Part of a data file
******

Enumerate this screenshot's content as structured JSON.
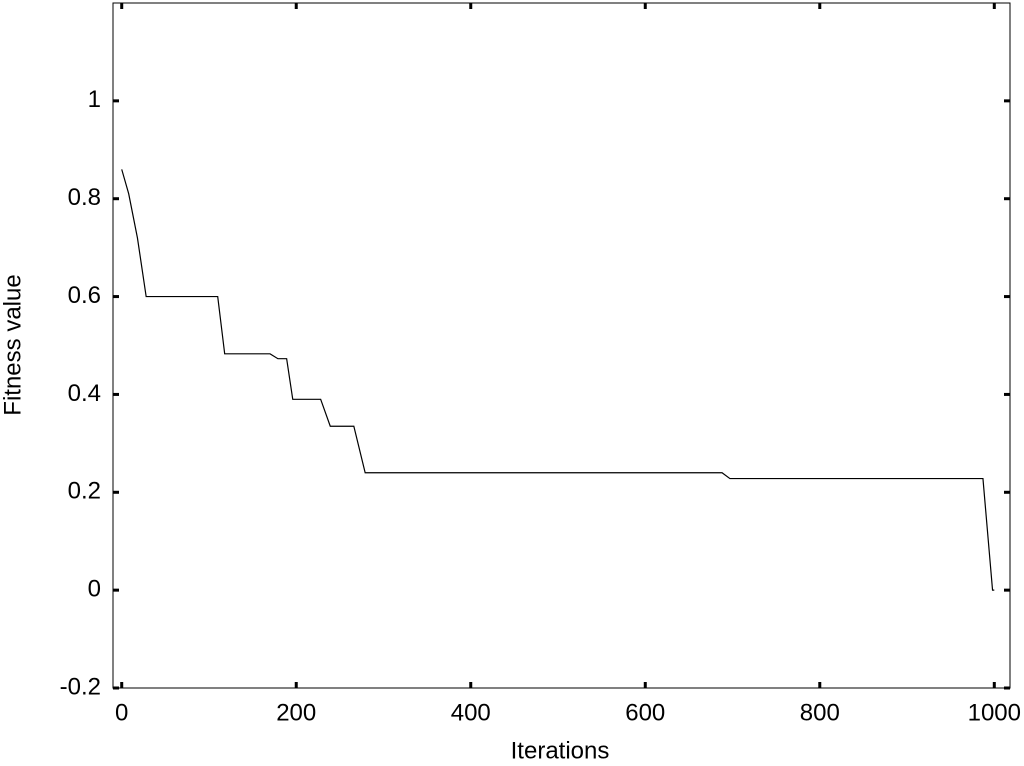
{
  "chart_data": {
    "type": "line",
    "xlabel": "Iterations",
    "ylabel": "Fitness value",
    "x": [
      0,
      8,
      18,
      28,
      110,
      118,
      170,
      179,
      189,
      196,
      228,
      239,
      266,
      279,
      688,
      697,
      987,
      998,
      1000
    ],
    "values": [
      0.86,
      0.81,
      0.72,
      0.6,
      0.6,
      0.483,
      0.483,
      0.473,
      0.473,
      0.39,
      0.39,
      0.335,
      0.335,
      0.24,
      0.24,
      0.228,
      0.228,
      0,
      0
    ],
    "color": "#000000",
    "xlim": [
      -10,
      1018
    ],
    "ylim": [
      -0.2,
      1.2
    ],
    "xticks": [
      0,
      200,
      400,
      600,
      800,
      1000
    ],
    "yticks": [
      -0.2,
      0,
      0.2,
      0.4,
      0.6,
      0.8,
      1
    ],
    "grid": false
  }
}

******

PROBLEM REQUIREMENTS :: Drop the images and repeat the data exactly.

WRITTEN RESPONSE ::
Enumerate this screenshot's content as structured JSON.
{
  "chart_data": {
    "type": "line",
    "xlabel": "Iterations",
    "ylabel": "Fitness value",
    "x": [
      0,
      8,
      18,
      28,
      110,
      118,
      170,
      179,
      189,
      196,
      228,
      239,
      266,
      279,
      688,
      697,
      987,
      998,
      1000
    ],
    "values": [
      0.86,
      0.81,
      0.72,
      0.6,
      0.6,
      0.483,
      0.483,
      0.473,
      0.473,
      0.39,
      0.39,
      0.335,
      0.335,
      0.24,
      0.24,
      0.228,
      0.228,
      0,
      0
    ],
    "color": "#000000",
    "xlim": [
      -10,
      1018
    ],
    "ylim": [
      -0.2,
      1.2
    ],
    "xticks": [
      0,
      200,
      400,
      600,
      800,
      1000
    ],
    "yticks": [
      -0.2,
      0,
      0.2,
      0.4,
      0.6,
      0.8,
      1
    ],
    "grid": false
  }
}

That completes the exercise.